GIVEN RECORDS:
◇ ◇ ◇ ◇

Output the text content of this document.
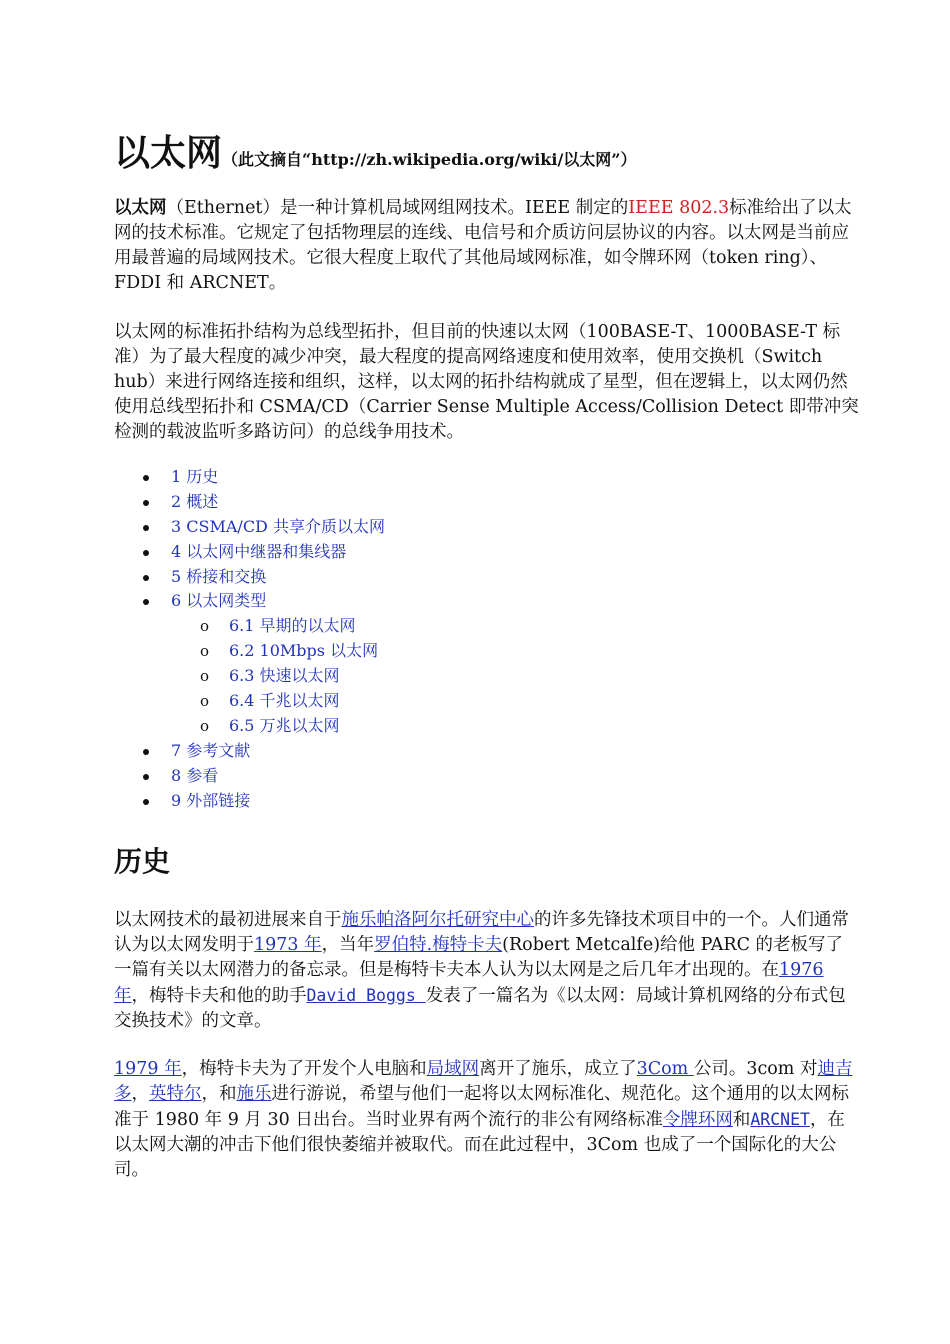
以太网（此文摘自“http://zh.wikipedia.org/wiki/以太网”）

以太网（Ethernet）是一种计算机局域网组网技术。IEEE 制定的IEEE 802.3标准给出了以太网的技术标准。它规定了包括物理层的连线、电信号和介质访问层协议的内容。以太网是当前应用最普遍的局域网技术。它很大程度上取代了其他局域网标准，如令牌环网（token ring）、FDDI 和 ARCNET。

以太网的标准拓扑结构为总线型拓扑，但目前的快速以太网（100BASE-T、1000BASE-T 标准）为了最大程度的减少冲突，最大程度的提高网络速度和使用效率，使用交换机（Switch hub）来进行网络连接和组织，这样，以太网的拓扑结构就成了星型，但在逻辑上，以太网仍然使用总线型拓扑和 CSMA/CD（Carrier Sense Multiple Access/Collision Detect 即带冲突检测的载波监听多路访问）的总线争用技术。

1 历史
2 概述
3 CSMA/CD 共享介质以太网
4 以太网中继器和集线器
5 桥接和交换
6 以太网类型
o 6.1 早期的以太网
o 6.2 10Mbps 以太网
o 6.3 快速以太网
o 6.4 千兆以太网
o 6.5 万兆以太网
7 参考文献
8 参看
9 外部链接
历史

以太网技术的最初进展来自于施乐帕洛阿尔托研究中心的许多先锋技术项目中的一个。人们通常认为以太网发明于1973 年，当年罗伯特.梅特卡夫(Robert Metcalfe)给他 PARC 的老板写了一篇有关以太网潜力的备忘录。但是梅特卡夫本人认为以太网是之后几年才出现的。在1976 年，梅特卡夫和他的助手David Boggs 发表了一篇名为《以太网：局域计算机网络的分布式包交换技术》的文章。

1979 年，梅特卡夫为了开发个人电脑和局域网离开了施乐，成立了3Com 公司。3com 对迪吉多，英特尔，和施乐进行游说，希望与他们一起将以太网标准化、规范化。这个通用的以太网标准于 1980 年 9 月 30 日出台。当时业界有两个流行的非公有网络标准令牌环网和ARCNET，在以太网大潮的冲击下他们很快萎缩并被取代。而在此过程中，3Com 也成了一个国际化的大公司。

◇ ◇ ◇ ◇

GOAL OF THE EXERCISE:
Pick out all the lines with the word "CSMA" in them and copy them.

EXERCISE RESULT:
以太网的标准拓扑结构为总线型拓扑，但目前的快速以太网（100BASE-T、1000BASE-T 标准）为了最大程度的减少冲突，最大程度的提高网络速度和使用效率，使用交换机（Switch hub）来进行网络连接和组织，这样，以太网的拓扑结构就成了星型，但在逻辑上，以太网仍然使用总线型拓扑和 CSMA/CD（Carrier Sense Multiple Access/Collision Detect 即带冲突检测的载波监听多路访问）的总线争用技术。
3 CSMA/CD 共享介质以太网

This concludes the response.